Count how many lines hold the word "letter" and give that number as the whole answer.

++++ INPUT DATA ++++

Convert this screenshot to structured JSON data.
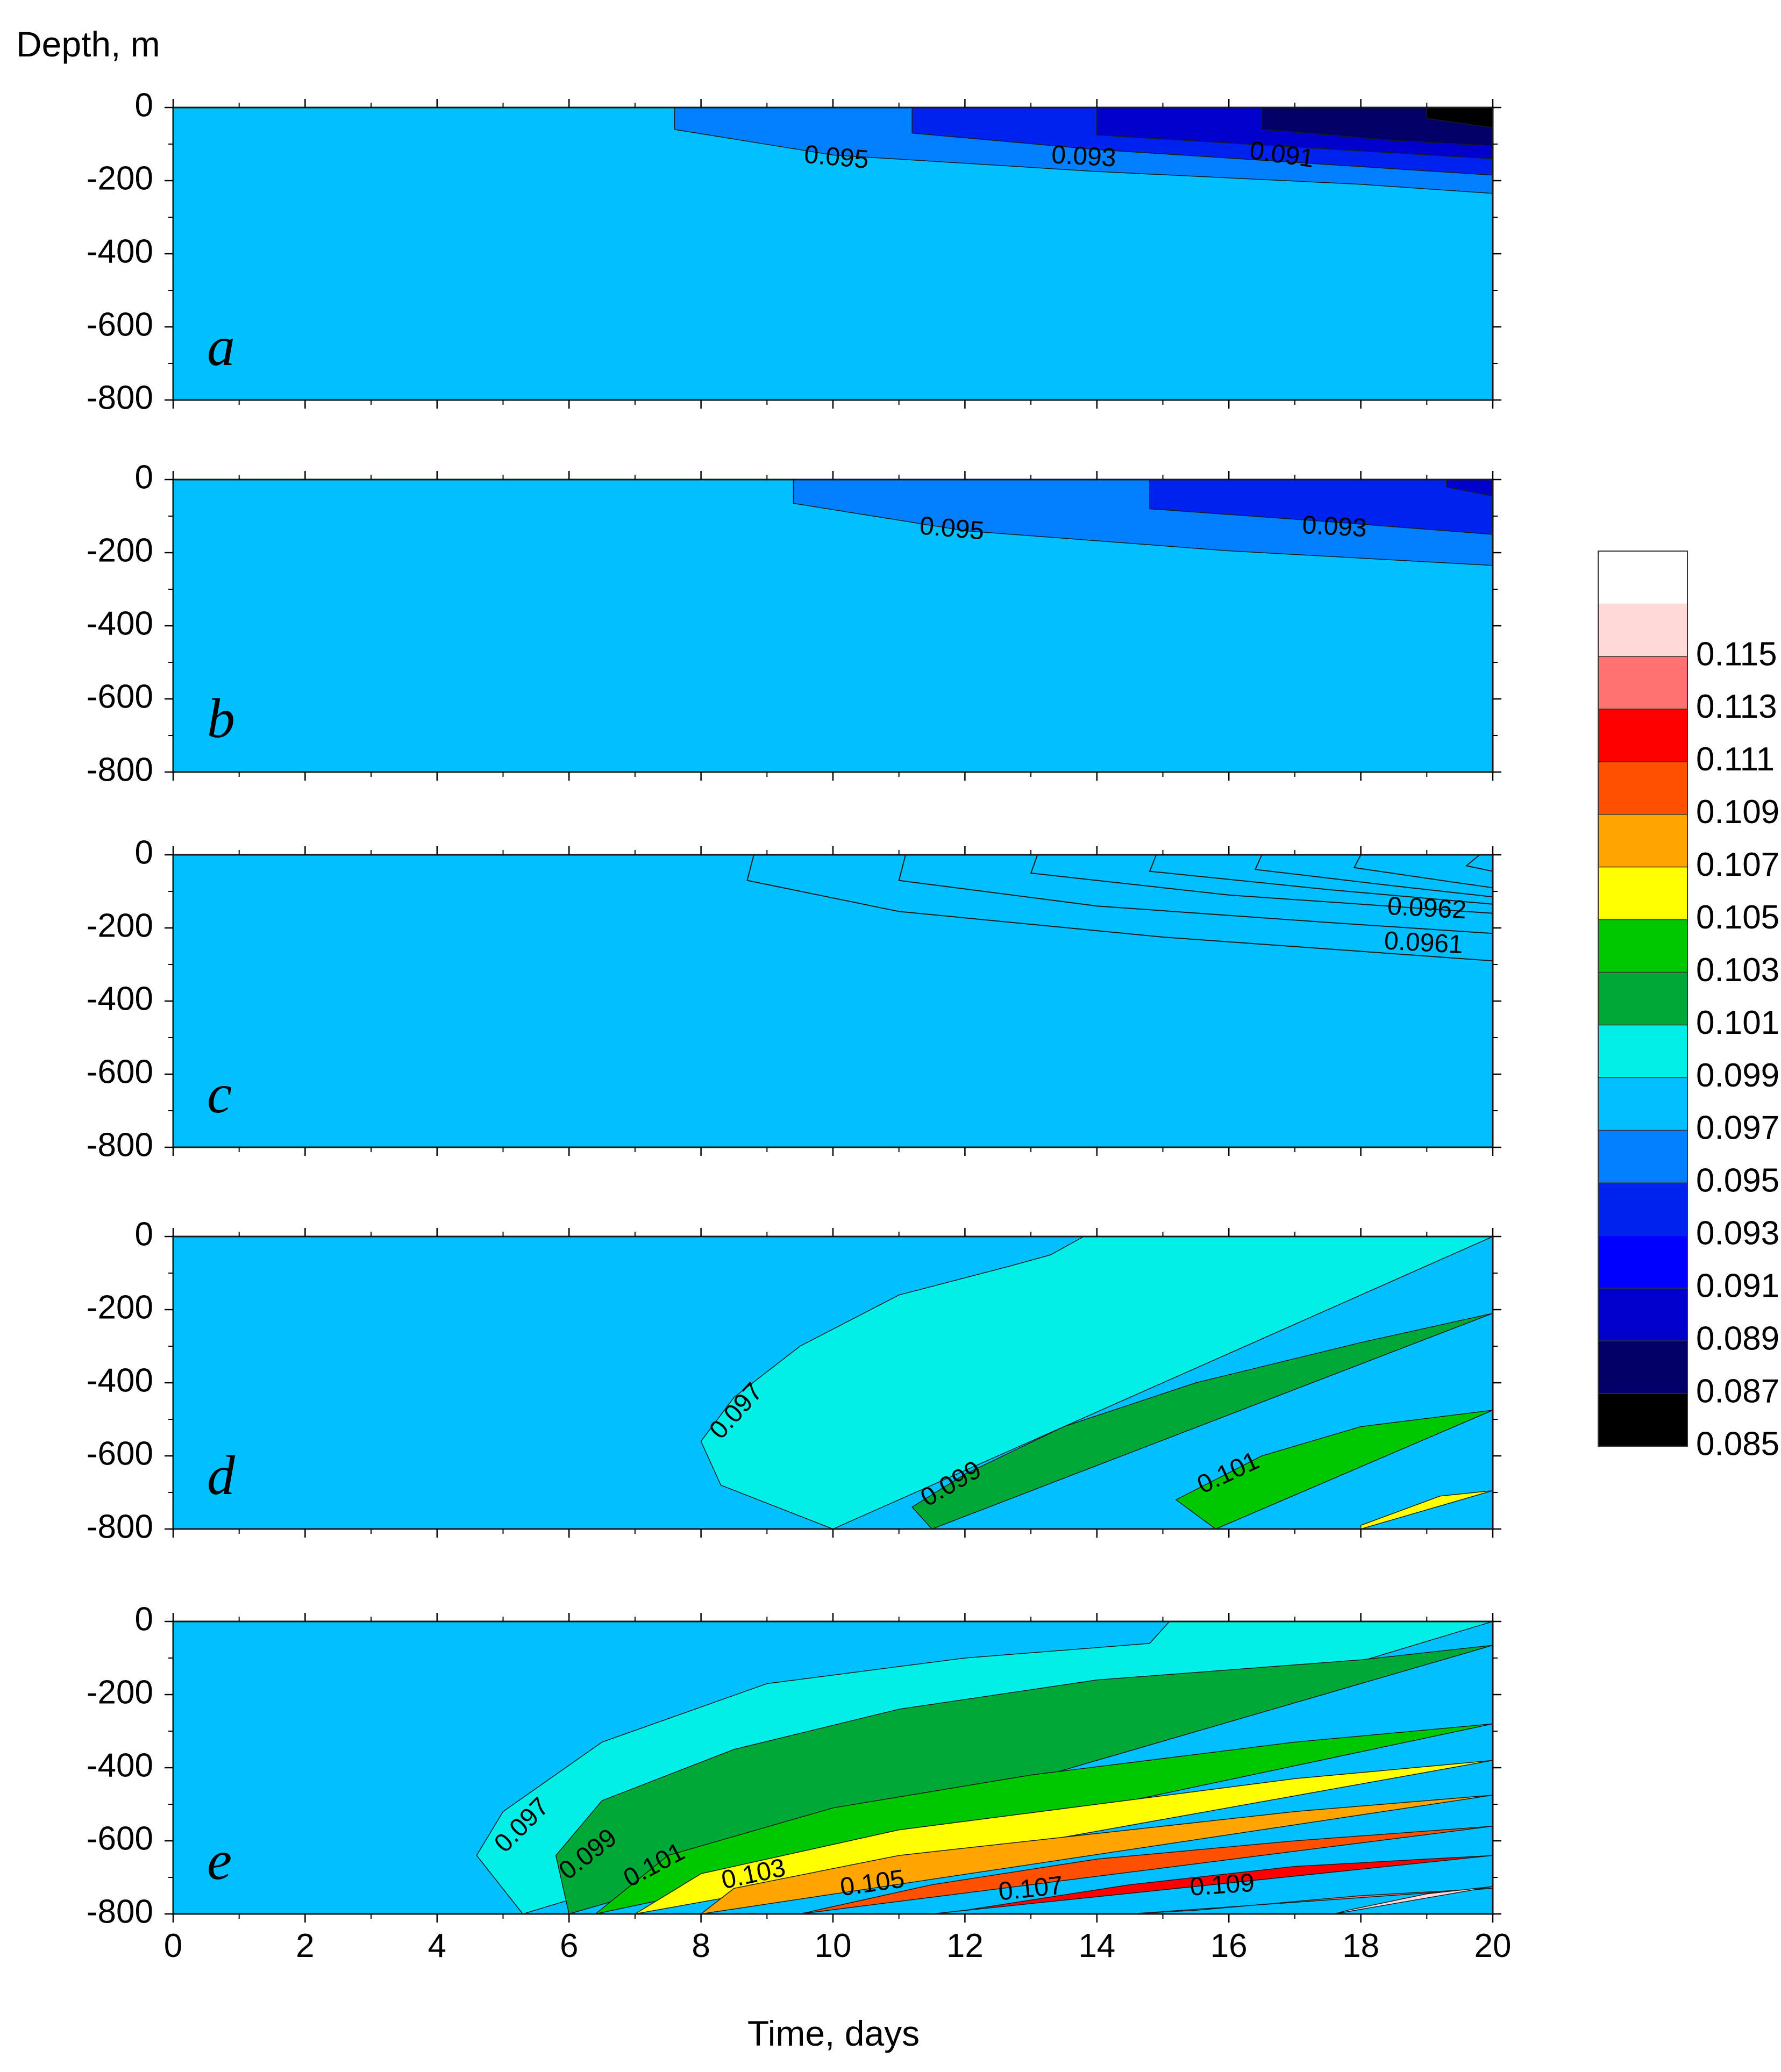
{
  "chart_data": {
    "type": "contour",
    "ylabel": "Depth, m",
    "xlabel": "Time, days",
    "xlim": [
      0,
      20
    ],
    "ylim": [
      -800,
      0
    ],
    "xticks": [
      0,
      2,
      4,
      6,
      8,
      10,
      12,
      14,
      16,
      18,
      20
    ],
    "yticks": [
      0,
      -200,
      -400,
      -600,
      -800
    ],
    "xtick_labels": [
      "0",
      "2",
      "4",
      "6",
      "8",
      "10",
      "12",
      "14",
      "16",
      "18",
      "20"
    ],
    "ytick_labels": [
      "0",
      "-200",
      "-400",
      "-600",
      "-800"
    ],
    "colorbar": {
      "levels": [
        0.085,
        0.087,
        0.089,
        0.091,
        0.093,
        0.095,
        0.097,
        0.099,
        0.101,
        0.103,
        0.105,
        0.107,
        0.109,
        0.111,
        0.113,
        0.115
      ],
      "labels": [
        "0.085",
        "0.087",
        "0.089",
        "0.091",
        "0.093",
        "0.095",
        "0.097",
        "0.099",
        "0.101",
        "0.103",
        "0.105",
        "0.107",
        "0.109",
        "0.111",
        "0.113",
        "0.115"
      ],
      "colors": [
        "#000000",
        "#000066",
        "#0000cc",
        "#0000ff",
        "#0022ee",
        "#0080ff",
        "#00c0ff",
        "#00f0e8",
        "#00a838",
        "#00c800",
        "#ffff00",
        "#ffa500",
        "#ff5000",
        "#ff0000",
        "#ff7070",
        "#ffd8d8",
        "#ffffff"
      ]
    },
    "panels": [
      {
        "letter": "a",
        "background": "#00c0ff",
        "bands": [
          {
            "color": "#0080ff",
            "top": [
              [
                7.6,
                0
              ],
              [
                20,
                0
              ]
            ],
            "bottom": [
              [
                7.6,
                -60
              ],
              [
                10,
                -130
              ],
              [
                14,
                -175
              ],
              [
                18,
                -210
              ],
              [
                20,
                -235
              ]
            ]
          },
          {
            "color": "#0022ee",
            "top": [
              [
                11.2,
                0
              ],
              [
                20,
                0
              ]
            ],
            "bottom": [
              [
                11.2,
                -70
              ],
              [
                14,
                -115
              ],
              [
                17,
                -150
              ],
              [
                20,
                -185
              ]
            ]
          },
          {
            "color": "#0000cc",
            "top": [
              [
                14,
                0
              ],
              [
                20,
                0
              ]
            ],
            "bottom": [
              [
                14,
                -75
              ],
              [
                17,
                -108
              ],
              [
                20,
                -140
              ]
            ]
          },
          {
            "color": "#000066",
            "top": [
              [
                16.5,
                0
              ],
              [
                20,
                0
              ]
            ],
            "bottom": [
              [
                16.5,
                -60
              ],
              [
                18.5,
                -90
              ],
              [
                20,
                -105
              ]
            ]
          },
          {
            "color": "#000000",
            "top": [
              [
                19,
                0
              ],
              [
                20,
                0
              ]
            ],
            "bottom": [
              [
                19,
                -30
              ],
              [
                20,
                -55
              ]
            ]
          }
        ],
        "labels": [
          {
            "text": "0.095",
            "x": 10.05,
            "y": -140,
            "angle": 5
          },
          {
            "text": "0.093",
            "x": 13.8,
            "y": -138,
            "angle": 3
          },
          {
            "text": "0.091",
            "x": 16.8,
            "y": -133,
            "angle": 8
          }
        ]
      },
      {
        "letter": "b",
        "background": "#00c0ff",
        "bands": [
          {
            "color": "#0080ff",
            "top": [
              [
                9.4,
                0
              ],
              [
                20,
                0
              ]
            ],
            "bottom": [
              [
                9.4,
                -65
              ],
              [
                12,
                -140
              ],
              [
                16,
                -195
              ],
              [
                20,
                -235
              ]
            ]
          },
          {
            "color": "#0022ee",
            "top": [
              [
                14.8,
                0
              ],
              [
                20,
                0
              ]
            ],
            "bottom": [
              [
                14.8,
                -80
              ],
              [
                17.5,
                -115
              ],
              [
                20,
                -150
              ]
            ]
          },
          {
            "color": "#0000cc",
            "top": [
              [
                19.3,
                0
              ],
              [
                20,
                0
              ]
            ],
            "bottom": [
              [
                19.3,
                -20
              ],
              [
                20,
                -45
              ]
            ]
          }
        ],
        "labels": [
          {
            "text": "0.095",
            "x": 11.8,
            "y": -138,
            "angle": 5
          },
          {
            "text": "0.093",
            "x": 17.6,
            "y": -133,
            "angle": 3
          }
        ]
      },
      {
        "letter": "c",
        "background": "#00c0ff",
        "bands": [],
        "lines": [
          [
            [
              8.8,
              0
            ],
            [
              8.7,
              -70
            ],
            [
              11,
              -155
            ],
            [
              15,
              -225
            ],
            [
              20,
              -290
            ]
          ],
          [
            [
              11.1,
              0
            ],
            [
              11,
              -70
            ],
            [
              14,
              -140
            ],
            [
              17.5,
              -185
            ],
            [
              20,
              -215
            ]
          ],
          [
            [
              13.1,
              0
            ],
            [
              13,
              -50
            ],
            [
              16,
              -110
            ],
            [
              20,
              -160
            ]
          ],
          [
            [
              14.9,
              0
            ],
            [
              14.8,
              -45
            ],
            [
              17.5,
              -95
            ],
            [
              20,
              -135
            ]
          ],
          [
            [
              16.5,
              0
            ],
            [
              16.4,
              -40
            ],
            [
              18.5,
              -85
            ],
            [
              20,
              -115
            ]
          ],
          [
            [
              18,
              0
            ],
            [
              17.9,
              -35
            ],
            [
              19.3,
              -72
            ],
            [
              20,
              -90
            ]
          ],
          [
            [
              19.8,
              0
            ],
            [
              19.6,
              -30
            ],
            [
              20,
              -45
            ]
          ]
        ],
        "labels": [
          {
            "text": "0.0962",
            "x": 19.0,
            "y": -150,
            "angle": 3
          },
          {
            "text": "0.0961",
            "x": 18.95,
            "y": -245,
            "angle": 3
          }
        ]
      },
      {
        "letter": "d",
        "background": "#00c0ff",
        "bands": [
          {
            "color": "#00f0e8",
            "top": [
              [
                13.8,
                0
              ],
              [
                20,
                0
              ]
            ],
            "bottom": [
              [
                13.8,
                0
              ],
              [
                13.3,
                -50
              ],
              [
                12.7,
                -80
              ],
              [
                11,
                -160
              ],
              [
                9.5,
                -300
              ],
              [
                8.5,
                -440
              ],
              [
                8,
                -560
              ],
              [
                8.3,
                -680
              ],
              [
                10,
                -800
              ]
            ]
          },
          {
            "color": "#00a838",
            "top": [
              [
                20,
                -210
              ],
              [
                18,
                -290
              ],
              [
                15.5,
                -400
              ],
              [
                13.5,
                -520
              ],
              [
                12,
                -650
              ],
              [
                11.2,
                -740
              ],
              [
                11.5,
                -800
              ]
            ],
            "bottom": [
              [
                11.5,
                -800
              ],
              [
                20,
                -800
              ]
            ]
          },
          {
            "color": "#00c800",
            "top": [
              [
                20,
                -475
              ],
              [
                18,
                -520
              ],
              [
                16.5,
                -600
              ],
              [
                15.2,
                -720
              ],
              [
                15.8,
                -800
              ]
            ],
            "bottom": [
              [
                15.8,
                -800
              ],
              [
                20,
                -800
              ]
            ]
          },
          {
            "color": "#ffff00",
            "top": [
              [
                20,
                -695
              ],
              [
                19.2,
                -710
              ],
              [
                18,
                -790
              ],
              [
                18,
                -800
              ]
            ],
            "bottom": [
              [
                18,
                -800
              ],
              [
                20,
                -800
              ]
            ]
          }
        ],
        "labels": [
          {
            "text": "0.097",
            "x": 8.55,
            "y": -480,
            "angle": -48
          },
          {
            "text": "0.099",
            "x": 11.8,
            "y": -680,
            "angle": -30
          },
          {
            "text": "0.101",
            "x": 16.0,
            "y": -650,
            "angle": -25
          }
        ]
      },
      {
        "letter": "e",
        "background": "#00c0ff",
        "bands": [
          {
            "color": "#00f0e8",
            "top": [
              [
                15.1,
                0
              ],
              [
                20,
                0
              ]
            ],
            "bottom": [
              [
                15.1,
                0
              ],
              [
                14.8,
                -60
              ],
              [
                12,
                -100
              ],
              [
                9,
                -170
              ],
              [
                6.5,
                -330
              ],
              [
                5,
                -520
              ],
              [
                4.6,
                -640
              ],
              [
                5.3,
                -800
              ]
            ]
          },
          {
            "color": "#00a838",
            "top": [
              [
                20,
                -65
              ],
              [
                18,
                -105
              ],
              [
                14,
                -160
              ],
              [
                11,
                -240
              ],
              [
                8.5,
                -350
              ],
              [
                6.5,
                -490
              ],
              [
                5.8,
                -640
              ],
              [
                6,
                -800
              ]
            ],
            "bottom": [
              [
                6,
                -800
              ],
              [
                20,
                -800
              ]
            ]
          },
          {
            "color": "#00c800",
            "top": [
              [
                20,
                -280
              ],
              [
                17,
                -330
              ],
              [
                13,
                -420
              ],
              [
                10,
                -510
              ],
              [
                7.5,
                -640
              ],
              [
                6.4,
                -800
              ]
            ],
            "bottom": [
              [
                6.4,
                -800
              ],
              [
                20,
                -800
              ]
            ]
          },
          {
            "color": "#ffff00",
            "top": [
              [
                20,
                -380
              ],
              [
                17,
                -430
              ],
              [
                14,
                -500
              ],
              [
                11,
                -570
              ],
              [
                8,
                -690
              ],
              [
                7,
                -800
              ]
            ],
            "bottom": [
              [
                7,
                -800
              ],
              [
                20,
                -800
              ]
            ]
          },
          {
            "color": "#ffa500",
            "top": [
              [
                20,
                -475
              ],
              [
                17,
                -520
              ],
              [
                14,
                -580
              ],
              [
                11,
                -640
              ],
              [
                8.5,
                -730
              ],
              [
                8,
                -800
              ]
            ],
            "bottom": [
              [
                8,
                -800
              ],
              [
                20,
                -800
              ]
            ]
          },
          {
            "color": "#ff5000",
            "top": [
              [
                20,
                -560
              ],
              [
                17,
                -600
              ],
              [
                14,
                -650
              ],
              [
                11.5,
                -720
              ],
              [
                9.5,
                -800
              ]
            ],
            "bottom": [
              [
                9.5,
                -800
              ],
              [
                20,
                -800
              ]
            ]
          },
          {
            "color": "#ff0000",
            "top": [
              [
                20,
                -640
              ],
              [
                17,
                -670
              ],
              [
                14.5,
                -720
              ],
              [
                12,
                -790
              ],
              [
                11.5,
                -800
              ]
            ],
            "bottom": [
              [
                11.5,
                -800
              ],
              [
                20,
                -800
              ]
            ]
          },
          {
            "color": "#ff7070",
            "top": [
              [
                20,
                -730
              ],
              [
                18,
                -750
              ],
              [
                15.5,
                -790
              ],
              [
                14.5,
                -800
              ]
            ],
            "bottom": [
              [
                14.5,
                -800
              ],
              [
                20,
                -800
              ]
            ]
          },
          {
            "color": "#ffd8d8",
            "top": [
              [
                20,
                -725
              ],
              [
                19,
                -745
              ],
              [
                17.8,
                -790
              ],
              [
                17.6,
                -800
              ]
            ],
            "bottom": [
              [
                17.6,
                -800
              ],
              [
                20,
                -800
              ]
            ]
          }
        ],
        "labels": [
          {
            "text": "0.097",
            "x": 5.3,
            "y": -560,
            "angle": -45
          },
          {
            "text": "0.099",
            "x": 6.3,
            "y": -640,
            "angle": -38
          },
          {
            "text": "0.101",
            "x": 7.3,
            "y": -670,
            "angle": -28
          },
          {
            "text": "0.103",
            "x": 8.8,
            "y": -695,
            "angle": -12
          },
          {
            "text": "0.105",
            "x": 10.6,
            "y": -720,
            "angle": -8
          },
          {
            "text": "0.107",
            "x": 13.0,
            "y": -735,
            "angle": -6
          },
          {
            "text": "0.109",
            "x": 15.9,
            "y": -725,
            "angle": -4
          }
        ]
      }
    ]
  }
}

++++

▸ **WRITTEN ANSWER**:
5